Data excerpts:
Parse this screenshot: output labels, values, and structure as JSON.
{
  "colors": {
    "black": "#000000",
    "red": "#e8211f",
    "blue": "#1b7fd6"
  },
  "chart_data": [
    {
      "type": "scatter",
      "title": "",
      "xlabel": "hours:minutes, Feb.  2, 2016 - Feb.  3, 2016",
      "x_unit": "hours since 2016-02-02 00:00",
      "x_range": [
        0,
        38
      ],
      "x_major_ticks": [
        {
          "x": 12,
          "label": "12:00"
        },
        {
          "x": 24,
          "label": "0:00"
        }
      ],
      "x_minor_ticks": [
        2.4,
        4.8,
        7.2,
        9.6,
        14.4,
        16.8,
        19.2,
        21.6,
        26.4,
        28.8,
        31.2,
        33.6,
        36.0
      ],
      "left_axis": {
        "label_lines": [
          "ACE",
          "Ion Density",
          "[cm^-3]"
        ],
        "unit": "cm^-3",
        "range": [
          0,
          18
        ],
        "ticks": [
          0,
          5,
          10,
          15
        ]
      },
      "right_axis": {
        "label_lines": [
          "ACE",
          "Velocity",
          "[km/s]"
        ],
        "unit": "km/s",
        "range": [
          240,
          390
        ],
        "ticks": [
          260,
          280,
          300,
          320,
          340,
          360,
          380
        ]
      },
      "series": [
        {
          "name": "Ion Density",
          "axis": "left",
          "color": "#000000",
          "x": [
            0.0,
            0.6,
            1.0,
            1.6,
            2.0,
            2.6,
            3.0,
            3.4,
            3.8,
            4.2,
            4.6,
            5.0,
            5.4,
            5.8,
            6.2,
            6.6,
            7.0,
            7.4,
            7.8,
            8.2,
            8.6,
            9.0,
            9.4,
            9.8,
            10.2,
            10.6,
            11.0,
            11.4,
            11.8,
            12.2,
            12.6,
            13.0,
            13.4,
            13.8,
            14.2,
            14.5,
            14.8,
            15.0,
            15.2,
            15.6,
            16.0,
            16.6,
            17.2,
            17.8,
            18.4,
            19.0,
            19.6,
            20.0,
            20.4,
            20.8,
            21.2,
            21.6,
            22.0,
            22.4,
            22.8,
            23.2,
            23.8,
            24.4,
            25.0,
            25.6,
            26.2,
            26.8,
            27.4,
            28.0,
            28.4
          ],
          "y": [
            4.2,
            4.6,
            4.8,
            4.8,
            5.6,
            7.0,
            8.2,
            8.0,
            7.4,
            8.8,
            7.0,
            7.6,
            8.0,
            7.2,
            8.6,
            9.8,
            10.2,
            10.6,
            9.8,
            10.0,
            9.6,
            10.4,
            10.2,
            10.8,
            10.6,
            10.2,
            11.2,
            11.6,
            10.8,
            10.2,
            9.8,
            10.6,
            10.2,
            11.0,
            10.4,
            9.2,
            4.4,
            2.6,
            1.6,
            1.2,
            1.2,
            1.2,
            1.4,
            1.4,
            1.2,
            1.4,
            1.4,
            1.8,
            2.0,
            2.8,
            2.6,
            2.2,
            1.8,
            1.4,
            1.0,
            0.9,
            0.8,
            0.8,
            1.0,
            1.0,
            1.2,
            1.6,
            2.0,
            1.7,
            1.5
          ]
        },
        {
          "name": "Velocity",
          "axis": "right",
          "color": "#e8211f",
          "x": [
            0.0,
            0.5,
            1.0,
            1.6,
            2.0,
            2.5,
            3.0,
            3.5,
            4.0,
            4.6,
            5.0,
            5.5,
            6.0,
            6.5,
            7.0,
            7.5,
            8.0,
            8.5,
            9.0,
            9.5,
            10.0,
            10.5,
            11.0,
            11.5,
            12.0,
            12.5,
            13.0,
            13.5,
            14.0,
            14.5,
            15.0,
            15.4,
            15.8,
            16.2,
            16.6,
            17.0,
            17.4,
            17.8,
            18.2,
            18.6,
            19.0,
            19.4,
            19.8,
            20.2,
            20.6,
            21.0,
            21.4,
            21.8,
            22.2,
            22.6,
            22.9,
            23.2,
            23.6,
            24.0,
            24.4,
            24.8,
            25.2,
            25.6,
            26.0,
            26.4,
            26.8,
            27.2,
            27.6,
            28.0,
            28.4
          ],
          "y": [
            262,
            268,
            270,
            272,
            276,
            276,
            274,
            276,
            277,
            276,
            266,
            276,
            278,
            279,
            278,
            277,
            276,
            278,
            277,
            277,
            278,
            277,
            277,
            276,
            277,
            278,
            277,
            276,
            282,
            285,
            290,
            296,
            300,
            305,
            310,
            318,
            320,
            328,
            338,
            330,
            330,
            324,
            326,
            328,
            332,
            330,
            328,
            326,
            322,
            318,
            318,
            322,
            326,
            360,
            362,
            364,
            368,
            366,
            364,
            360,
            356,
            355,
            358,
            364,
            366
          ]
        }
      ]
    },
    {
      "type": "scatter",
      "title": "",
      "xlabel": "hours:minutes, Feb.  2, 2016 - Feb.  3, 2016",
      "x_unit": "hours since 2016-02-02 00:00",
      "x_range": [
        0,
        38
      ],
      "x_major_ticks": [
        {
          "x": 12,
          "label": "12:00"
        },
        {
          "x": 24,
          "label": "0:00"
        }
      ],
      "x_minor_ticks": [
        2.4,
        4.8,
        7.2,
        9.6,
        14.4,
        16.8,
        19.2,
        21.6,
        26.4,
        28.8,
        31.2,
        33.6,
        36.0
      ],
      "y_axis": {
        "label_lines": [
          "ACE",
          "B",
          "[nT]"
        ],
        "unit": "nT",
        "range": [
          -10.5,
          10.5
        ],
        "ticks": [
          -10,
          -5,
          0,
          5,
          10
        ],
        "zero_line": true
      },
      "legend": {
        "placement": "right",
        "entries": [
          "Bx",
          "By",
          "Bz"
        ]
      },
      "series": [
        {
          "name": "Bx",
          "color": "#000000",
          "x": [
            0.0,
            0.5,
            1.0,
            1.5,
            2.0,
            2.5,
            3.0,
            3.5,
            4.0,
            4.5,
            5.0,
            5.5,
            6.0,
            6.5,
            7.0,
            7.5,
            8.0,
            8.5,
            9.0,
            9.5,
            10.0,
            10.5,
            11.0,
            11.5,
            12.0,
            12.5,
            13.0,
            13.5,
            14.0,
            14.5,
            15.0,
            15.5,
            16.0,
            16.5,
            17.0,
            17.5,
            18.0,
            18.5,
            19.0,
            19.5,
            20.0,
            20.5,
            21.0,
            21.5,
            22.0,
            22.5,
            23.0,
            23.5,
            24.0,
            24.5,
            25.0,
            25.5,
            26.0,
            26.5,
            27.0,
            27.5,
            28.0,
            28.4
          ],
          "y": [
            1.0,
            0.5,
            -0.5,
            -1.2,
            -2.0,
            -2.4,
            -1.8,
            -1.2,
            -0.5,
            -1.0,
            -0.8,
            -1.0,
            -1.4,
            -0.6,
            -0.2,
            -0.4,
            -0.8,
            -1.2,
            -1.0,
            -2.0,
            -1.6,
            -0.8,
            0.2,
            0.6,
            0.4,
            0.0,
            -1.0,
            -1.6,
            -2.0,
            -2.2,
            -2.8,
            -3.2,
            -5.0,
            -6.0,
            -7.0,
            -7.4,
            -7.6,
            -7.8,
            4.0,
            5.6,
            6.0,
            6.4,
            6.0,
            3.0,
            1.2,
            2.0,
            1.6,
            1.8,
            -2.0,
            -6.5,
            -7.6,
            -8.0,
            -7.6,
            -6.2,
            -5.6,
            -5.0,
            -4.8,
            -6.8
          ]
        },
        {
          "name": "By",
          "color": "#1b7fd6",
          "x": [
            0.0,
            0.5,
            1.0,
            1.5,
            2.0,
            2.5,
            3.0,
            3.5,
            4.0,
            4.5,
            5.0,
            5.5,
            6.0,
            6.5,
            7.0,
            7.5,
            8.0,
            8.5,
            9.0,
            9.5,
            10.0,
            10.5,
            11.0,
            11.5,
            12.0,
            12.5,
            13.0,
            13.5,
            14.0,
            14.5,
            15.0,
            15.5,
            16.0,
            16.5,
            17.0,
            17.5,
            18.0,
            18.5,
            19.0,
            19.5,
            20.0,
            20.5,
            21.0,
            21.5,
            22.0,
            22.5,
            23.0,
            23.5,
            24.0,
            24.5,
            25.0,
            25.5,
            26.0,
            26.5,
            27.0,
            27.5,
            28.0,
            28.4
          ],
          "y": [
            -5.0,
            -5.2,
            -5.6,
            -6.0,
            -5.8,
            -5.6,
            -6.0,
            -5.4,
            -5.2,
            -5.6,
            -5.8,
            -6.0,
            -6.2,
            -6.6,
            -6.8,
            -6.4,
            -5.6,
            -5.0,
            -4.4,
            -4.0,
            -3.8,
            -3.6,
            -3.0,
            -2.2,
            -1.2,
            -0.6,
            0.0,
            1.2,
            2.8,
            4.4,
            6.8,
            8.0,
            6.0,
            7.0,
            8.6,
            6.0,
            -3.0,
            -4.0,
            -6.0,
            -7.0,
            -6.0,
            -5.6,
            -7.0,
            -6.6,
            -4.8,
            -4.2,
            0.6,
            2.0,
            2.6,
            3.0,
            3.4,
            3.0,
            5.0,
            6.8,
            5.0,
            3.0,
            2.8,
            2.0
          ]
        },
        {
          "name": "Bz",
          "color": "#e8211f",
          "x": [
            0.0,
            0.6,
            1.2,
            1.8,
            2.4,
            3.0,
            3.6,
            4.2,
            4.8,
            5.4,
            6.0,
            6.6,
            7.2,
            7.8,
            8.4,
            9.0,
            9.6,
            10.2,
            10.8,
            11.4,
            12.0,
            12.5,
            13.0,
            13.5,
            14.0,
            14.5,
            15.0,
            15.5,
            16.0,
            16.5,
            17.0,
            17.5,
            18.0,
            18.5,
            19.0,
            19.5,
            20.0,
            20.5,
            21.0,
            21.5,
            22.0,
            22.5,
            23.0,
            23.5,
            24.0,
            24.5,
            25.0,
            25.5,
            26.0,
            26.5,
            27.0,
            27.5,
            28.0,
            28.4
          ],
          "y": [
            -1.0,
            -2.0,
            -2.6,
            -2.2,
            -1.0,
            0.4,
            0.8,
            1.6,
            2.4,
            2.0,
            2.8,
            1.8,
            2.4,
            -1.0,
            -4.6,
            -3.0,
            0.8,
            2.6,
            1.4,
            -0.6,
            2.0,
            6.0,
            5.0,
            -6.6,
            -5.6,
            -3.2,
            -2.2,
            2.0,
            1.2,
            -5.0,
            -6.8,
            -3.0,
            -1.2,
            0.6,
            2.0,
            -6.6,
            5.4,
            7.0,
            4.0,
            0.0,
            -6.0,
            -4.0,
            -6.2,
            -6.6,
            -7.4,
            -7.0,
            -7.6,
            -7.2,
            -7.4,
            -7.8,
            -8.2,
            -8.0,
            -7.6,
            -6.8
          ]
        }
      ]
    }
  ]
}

Given request: Copy each line from the data above that includes "name".

Correct output:
          "name": "Ion Density",
          "name": "Velocity",
          "name": "Bx",
          "name": "By",
          "name": "Bz",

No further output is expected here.